Transcribe the material word for word, but without the images.
::: Data extract
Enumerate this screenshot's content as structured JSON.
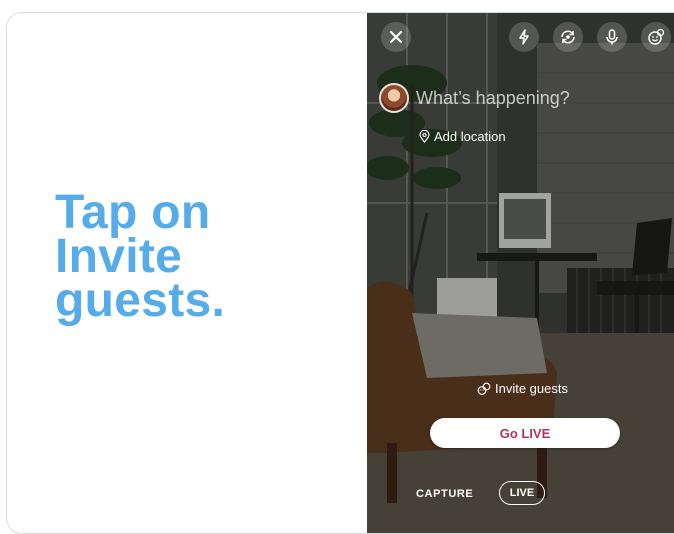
{
  "headline": {
    "line1": "Tap on",
    "line2": "Invite",
    "line3": "guests."
  },
  "camera": {
    "top_icons": [
      "close-icon",
      "flash-icon",
      "flip-camera-icon",
      "microphone-icon",
      "emoji-icon"
    ],
    "composer_placeholder": "What’s happening?",
    "add_location_label": "Add location",
    "invite_guests_label": "Invite guests",
    "go_live_label": "Go LIVE",
    "modes": {
      "capture": "CAPTURE",
      "live": "LIVE"
    }
  },
  "colors": {
    "headline": "#55ace9",
    "go_live_text": "#b0345f",
    "card_border": "#d3dde6"
  }
}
::::::
> Full output:
Enumerate this screenshot's content as structured JSON.
{
  "headline": {
    "line1": "Tap on",
    "line2": "Invite",
    "line3": "guests."
  },
  "camera": {
    "top_icons": [
      "close-icon",
      "flash-icon",
      "flip-camera-icon",
      "microphone-icon",
      "emoji-icon"
    ],
    "composer_placeholder": "What’s happening?",
    "add_location_label": "Add location",
    "invite_guests_label": "Invite guests",
    "go_live_label": "Go LIVE",
    "modes": {
      "capture": "CAPTURE",
      "live": "LIVE"
    }
  },
  "colors": {
    "headline": "#55ace9",
    "go_live_text": "#b0345f",
    "card_border": "#d3dde6"
  }
}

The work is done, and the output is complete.